Your instructions:
Locate the word "name" in the data below, then copy every line that holds it.

Supplied information:
++++

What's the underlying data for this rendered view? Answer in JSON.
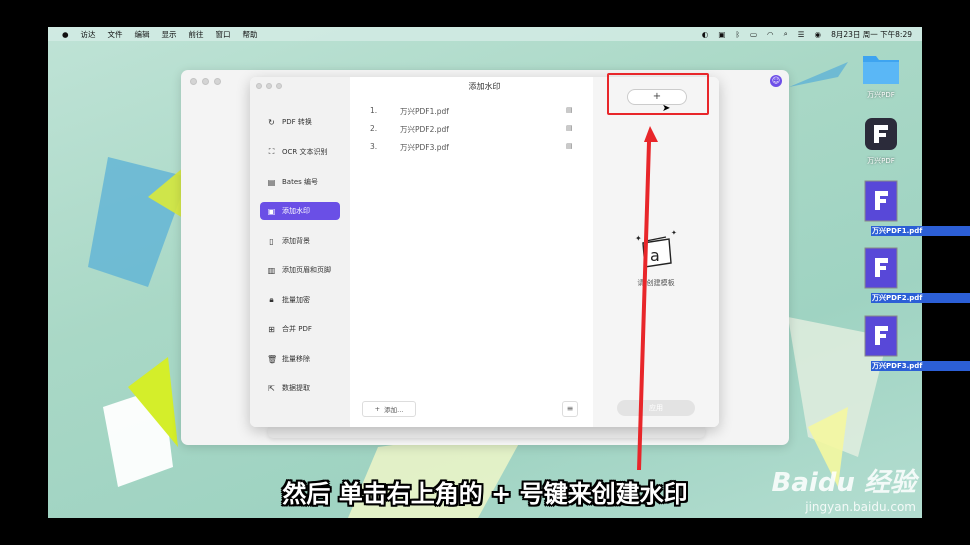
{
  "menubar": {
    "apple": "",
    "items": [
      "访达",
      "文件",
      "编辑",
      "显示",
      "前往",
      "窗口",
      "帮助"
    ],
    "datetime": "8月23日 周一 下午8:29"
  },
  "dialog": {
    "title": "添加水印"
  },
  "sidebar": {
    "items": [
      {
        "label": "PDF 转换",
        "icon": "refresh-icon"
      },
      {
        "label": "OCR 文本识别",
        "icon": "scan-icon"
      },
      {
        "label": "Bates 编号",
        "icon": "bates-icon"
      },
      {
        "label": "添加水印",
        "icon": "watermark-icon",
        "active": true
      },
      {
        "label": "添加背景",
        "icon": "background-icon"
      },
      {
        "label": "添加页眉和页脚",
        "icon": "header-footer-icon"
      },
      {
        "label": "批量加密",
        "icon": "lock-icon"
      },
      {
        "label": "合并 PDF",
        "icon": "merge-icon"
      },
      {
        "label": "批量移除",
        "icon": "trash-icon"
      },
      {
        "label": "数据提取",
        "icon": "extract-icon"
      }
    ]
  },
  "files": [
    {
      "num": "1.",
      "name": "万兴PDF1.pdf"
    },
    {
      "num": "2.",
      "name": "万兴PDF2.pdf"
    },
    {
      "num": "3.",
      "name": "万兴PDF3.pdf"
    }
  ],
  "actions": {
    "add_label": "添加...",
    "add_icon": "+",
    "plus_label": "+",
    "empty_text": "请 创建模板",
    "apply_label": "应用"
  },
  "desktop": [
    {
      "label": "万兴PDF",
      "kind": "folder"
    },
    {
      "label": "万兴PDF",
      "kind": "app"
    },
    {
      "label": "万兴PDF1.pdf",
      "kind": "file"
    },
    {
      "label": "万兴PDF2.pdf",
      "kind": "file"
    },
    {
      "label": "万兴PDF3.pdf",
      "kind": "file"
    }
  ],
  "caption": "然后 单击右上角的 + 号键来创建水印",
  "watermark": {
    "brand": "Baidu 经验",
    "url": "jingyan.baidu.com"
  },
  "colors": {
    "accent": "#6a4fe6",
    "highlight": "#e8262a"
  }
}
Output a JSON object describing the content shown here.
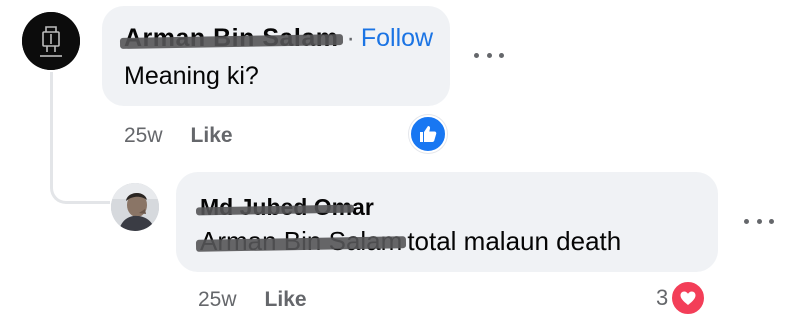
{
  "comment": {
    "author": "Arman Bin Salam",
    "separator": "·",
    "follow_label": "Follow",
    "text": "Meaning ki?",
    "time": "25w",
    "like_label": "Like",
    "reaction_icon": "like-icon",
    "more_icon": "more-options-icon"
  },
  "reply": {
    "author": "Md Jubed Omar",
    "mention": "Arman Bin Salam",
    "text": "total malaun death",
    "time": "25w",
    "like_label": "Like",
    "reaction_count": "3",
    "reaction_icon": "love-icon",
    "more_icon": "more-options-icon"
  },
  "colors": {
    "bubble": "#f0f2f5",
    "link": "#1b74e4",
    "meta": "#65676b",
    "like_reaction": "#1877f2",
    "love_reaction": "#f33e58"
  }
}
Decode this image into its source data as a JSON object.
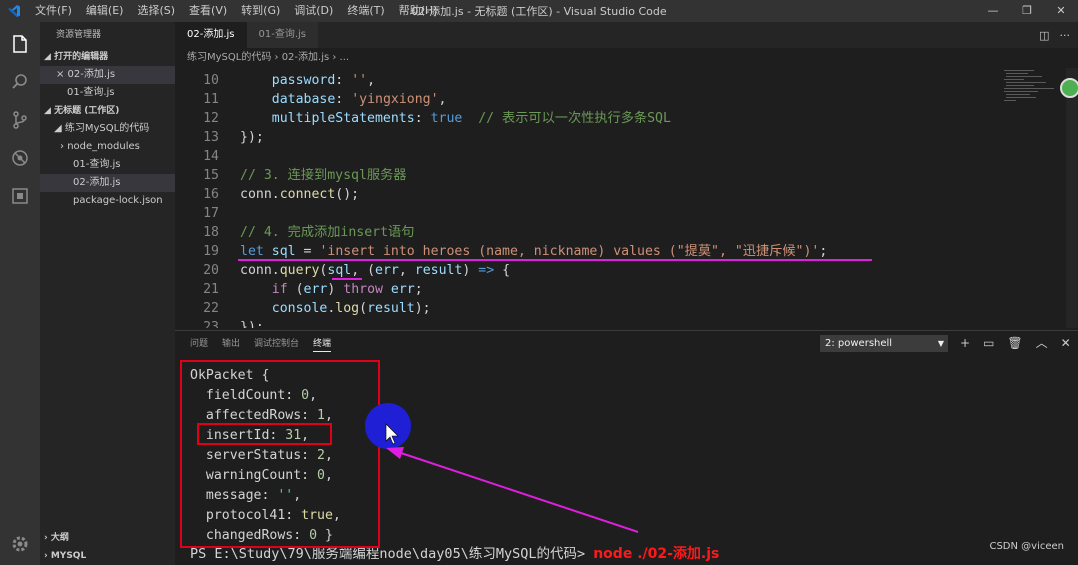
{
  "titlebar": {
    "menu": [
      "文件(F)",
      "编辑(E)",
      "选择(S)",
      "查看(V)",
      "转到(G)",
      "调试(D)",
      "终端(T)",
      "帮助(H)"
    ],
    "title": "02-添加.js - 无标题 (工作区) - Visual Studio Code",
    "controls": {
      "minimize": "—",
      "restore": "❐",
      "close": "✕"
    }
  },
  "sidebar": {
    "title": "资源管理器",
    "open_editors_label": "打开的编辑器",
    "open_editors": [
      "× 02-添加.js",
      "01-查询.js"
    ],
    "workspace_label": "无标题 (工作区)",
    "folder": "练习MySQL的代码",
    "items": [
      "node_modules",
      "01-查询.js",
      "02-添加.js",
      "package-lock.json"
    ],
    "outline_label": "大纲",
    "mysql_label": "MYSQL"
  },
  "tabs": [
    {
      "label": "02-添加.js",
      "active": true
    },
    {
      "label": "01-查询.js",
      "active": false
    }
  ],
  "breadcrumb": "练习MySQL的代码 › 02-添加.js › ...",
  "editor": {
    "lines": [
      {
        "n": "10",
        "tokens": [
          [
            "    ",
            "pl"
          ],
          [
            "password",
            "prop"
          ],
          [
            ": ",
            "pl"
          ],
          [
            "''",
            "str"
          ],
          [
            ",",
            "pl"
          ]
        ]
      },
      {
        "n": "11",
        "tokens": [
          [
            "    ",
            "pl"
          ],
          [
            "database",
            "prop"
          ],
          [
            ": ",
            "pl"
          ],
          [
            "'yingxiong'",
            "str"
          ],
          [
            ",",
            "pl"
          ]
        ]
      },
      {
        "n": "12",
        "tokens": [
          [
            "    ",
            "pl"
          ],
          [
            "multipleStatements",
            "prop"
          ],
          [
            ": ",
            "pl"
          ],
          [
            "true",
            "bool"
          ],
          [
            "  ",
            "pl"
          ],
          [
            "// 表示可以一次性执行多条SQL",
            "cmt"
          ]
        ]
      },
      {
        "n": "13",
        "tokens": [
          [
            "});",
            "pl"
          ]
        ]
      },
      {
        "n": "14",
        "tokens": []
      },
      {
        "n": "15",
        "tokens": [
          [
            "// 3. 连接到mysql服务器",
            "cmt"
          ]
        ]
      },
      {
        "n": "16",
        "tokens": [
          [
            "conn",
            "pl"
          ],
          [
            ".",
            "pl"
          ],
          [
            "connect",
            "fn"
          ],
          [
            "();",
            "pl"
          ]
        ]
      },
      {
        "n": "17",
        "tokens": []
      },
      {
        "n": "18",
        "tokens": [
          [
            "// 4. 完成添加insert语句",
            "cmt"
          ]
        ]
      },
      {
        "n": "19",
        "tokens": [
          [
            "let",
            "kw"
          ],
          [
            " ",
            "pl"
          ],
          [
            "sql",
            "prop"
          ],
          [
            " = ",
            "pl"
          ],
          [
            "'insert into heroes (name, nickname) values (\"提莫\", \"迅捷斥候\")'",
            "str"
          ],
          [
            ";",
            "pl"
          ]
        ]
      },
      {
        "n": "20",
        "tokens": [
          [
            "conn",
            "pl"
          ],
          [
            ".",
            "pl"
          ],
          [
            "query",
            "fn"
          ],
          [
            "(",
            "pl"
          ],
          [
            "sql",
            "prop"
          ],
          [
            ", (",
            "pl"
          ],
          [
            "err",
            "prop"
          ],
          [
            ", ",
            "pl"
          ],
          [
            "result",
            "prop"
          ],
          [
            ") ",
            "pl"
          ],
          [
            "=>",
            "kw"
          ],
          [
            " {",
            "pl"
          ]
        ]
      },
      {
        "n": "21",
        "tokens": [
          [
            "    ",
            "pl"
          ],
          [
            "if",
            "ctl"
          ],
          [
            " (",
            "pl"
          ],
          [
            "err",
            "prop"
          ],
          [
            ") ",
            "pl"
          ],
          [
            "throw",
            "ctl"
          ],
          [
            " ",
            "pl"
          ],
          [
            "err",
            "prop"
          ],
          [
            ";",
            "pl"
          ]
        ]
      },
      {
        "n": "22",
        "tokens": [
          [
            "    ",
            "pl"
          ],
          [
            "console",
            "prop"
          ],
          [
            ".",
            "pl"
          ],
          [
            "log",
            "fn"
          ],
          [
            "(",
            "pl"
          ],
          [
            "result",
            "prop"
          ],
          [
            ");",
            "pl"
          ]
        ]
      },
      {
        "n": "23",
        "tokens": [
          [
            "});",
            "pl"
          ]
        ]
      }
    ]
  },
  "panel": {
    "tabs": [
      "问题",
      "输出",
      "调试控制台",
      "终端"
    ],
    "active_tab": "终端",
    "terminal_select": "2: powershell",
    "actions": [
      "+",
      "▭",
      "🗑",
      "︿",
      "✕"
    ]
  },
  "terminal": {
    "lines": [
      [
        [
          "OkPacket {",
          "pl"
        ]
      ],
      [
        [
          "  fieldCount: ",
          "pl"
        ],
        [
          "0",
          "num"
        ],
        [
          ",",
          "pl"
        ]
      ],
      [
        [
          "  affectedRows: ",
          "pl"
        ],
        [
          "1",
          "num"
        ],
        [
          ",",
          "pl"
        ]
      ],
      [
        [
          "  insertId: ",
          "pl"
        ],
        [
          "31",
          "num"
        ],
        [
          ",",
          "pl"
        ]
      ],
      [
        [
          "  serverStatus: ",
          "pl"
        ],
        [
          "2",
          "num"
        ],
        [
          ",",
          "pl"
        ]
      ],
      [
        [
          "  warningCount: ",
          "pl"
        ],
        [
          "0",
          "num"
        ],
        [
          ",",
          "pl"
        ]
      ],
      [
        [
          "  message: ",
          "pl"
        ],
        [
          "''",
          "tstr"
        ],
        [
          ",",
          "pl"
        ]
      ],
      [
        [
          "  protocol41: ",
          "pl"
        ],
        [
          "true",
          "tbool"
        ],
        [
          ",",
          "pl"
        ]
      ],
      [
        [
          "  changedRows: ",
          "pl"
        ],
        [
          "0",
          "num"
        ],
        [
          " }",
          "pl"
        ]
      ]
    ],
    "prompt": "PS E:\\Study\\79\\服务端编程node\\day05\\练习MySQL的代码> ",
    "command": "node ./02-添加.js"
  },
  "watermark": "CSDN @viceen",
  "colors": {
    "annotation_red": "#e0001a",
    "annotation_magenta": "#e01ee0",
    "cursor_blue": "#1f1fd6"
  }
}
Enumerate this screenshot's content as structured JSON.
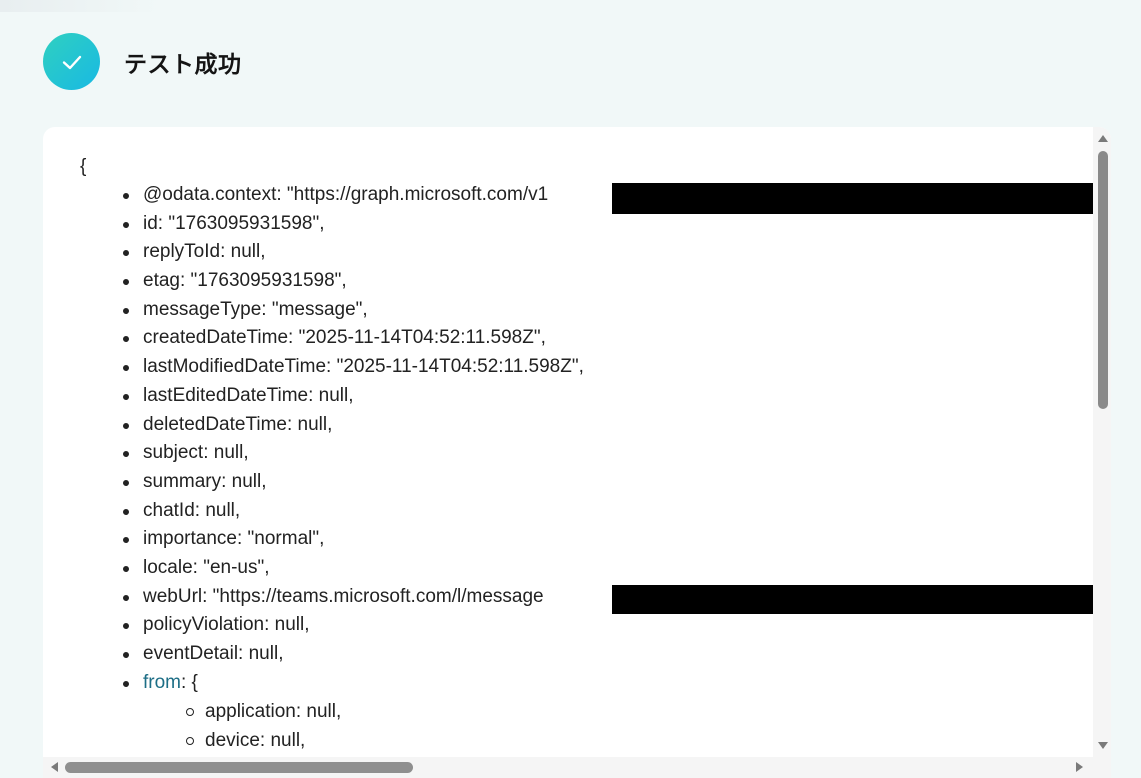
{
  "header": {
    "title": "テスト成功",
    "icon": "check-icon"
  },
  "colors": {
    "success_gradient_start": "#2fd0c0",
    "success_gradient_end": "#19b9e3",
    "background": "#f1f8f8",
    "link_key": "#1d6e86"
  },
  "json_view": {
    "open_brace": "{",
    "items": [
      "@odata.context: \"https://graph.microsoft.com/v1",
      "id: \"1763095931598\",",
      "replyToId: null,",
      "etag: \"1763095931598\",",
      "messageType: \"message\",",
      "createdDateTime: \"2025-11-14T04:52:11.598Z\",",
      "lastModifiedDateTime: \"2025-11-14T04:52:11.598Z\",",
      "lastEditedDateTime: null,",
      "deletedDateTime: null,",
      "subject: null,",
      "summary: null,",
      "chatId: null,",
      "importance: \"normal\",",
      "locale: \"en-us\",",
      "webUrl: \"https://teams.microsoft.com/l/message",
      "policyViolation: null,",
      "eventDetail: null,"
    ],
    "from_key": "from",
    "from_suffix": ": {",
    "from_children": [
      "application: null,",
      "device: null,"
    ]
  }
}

++++

Result of the exercise:
      "name": "万兴PDF1.pdf"
      "name": "万兴PDF2.pdf"
      "name": "万兴PDF3.pdf"
            "'insert into heroes (name, nickname) values (\"提莫\", \"迅捷斥候\")'",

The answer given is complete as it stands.